### MATERIAL FOR THE TASK
+-------+

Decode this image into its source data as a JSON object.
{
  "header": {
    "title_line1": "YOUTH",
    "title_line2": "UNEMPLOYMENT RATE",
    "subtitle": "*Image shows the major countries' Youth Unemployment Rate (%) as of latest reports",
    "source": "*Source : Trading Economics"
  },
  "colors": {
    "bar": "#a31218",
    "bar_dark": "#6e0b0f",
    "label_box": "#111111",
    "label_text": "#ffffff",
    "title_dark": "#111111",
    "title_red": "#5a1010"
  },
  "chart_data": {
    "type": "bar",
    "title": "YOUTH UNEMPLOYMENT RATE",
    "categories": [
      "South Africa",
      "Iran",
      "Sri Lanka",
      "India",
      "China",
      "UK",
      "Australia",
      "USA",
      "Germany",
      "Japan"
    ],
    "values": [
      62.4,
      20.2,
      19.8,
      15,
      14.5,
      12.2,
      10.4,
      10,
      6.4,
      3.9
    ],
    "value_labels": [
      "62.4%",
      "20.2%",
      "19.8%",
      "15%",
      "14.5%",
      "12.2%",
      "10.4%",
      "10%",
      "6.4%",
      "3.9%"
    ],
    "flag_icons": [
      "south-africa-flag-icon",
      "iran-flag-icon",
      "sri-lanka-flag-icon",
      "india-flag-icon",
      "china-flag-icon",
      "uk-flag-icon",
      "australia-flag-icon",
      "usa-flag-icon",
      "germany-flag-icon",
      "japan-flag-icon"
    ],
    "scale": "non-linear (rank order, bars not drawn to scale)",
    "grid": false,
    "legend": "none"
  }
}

+-------+

### DIRECTIVE
Take the entries above and copy them out exactly.

### FINISHED TASK
Decode this image into its source data as a JSON object.
{
  "header": {
    "title_line1": "YOUTH",
    "title_line2": "UNEMPLOYMENT RATE",
    "subtitle": "*Image shows the major countries' Youth Unemployment Rate (%) as of latest reports",
    "source": "*Source : Trading Economics"
  },
  "colors": {
    "bar": "#a31218",
    "bar_dark": "#6e0b0f",
    "label_box": "#111111",
    "label_text": "#ffffff",
    "title_dark": "#111111",
    "title_red": "#5a1010"
  },
  "chart_data": {
    "type": "bar",
    "title": "YOUTH UNEMPLOYMENT RATE",
    "categories": [
      "South Africa",
      "Iran",
      "Sri Lanka",
      "India",
      "China",
      "UK",
      "Australia",
      "USA",
      "Germany",
      "Japan"
    ],
    "values": [
      62.4,
      20.2,
      19.8,
      15,
      14.5,
      12.2,
      10.4,
      10,
      6.4,
      3.9
    ],
    "value_labels": [
      "62.4%",
      "20.2%",
      "19.8%",
      "15%",
      "14.5%",
      "12.2%",
      "10.4%",
      "10%",
      "6.4%",
      "3.9%"
    ],
    "flag_icons": [
      "south-africa-flag-icon",
      "iran-flag-icon",
      "sri-lanka-flag-icon",
      "india-flag-icon",
      "china-flag-icon",
      "uk-flag-icon",
      "australia-flag-icon",
      "usa-flag-icon",
      "germany-flag-icon",
      "japan-flag-icon"
    ],
    "scale": "non-linear (rank order, bars not drawn to scale)",
    "grid": false,
    "legend": "none"
  }
}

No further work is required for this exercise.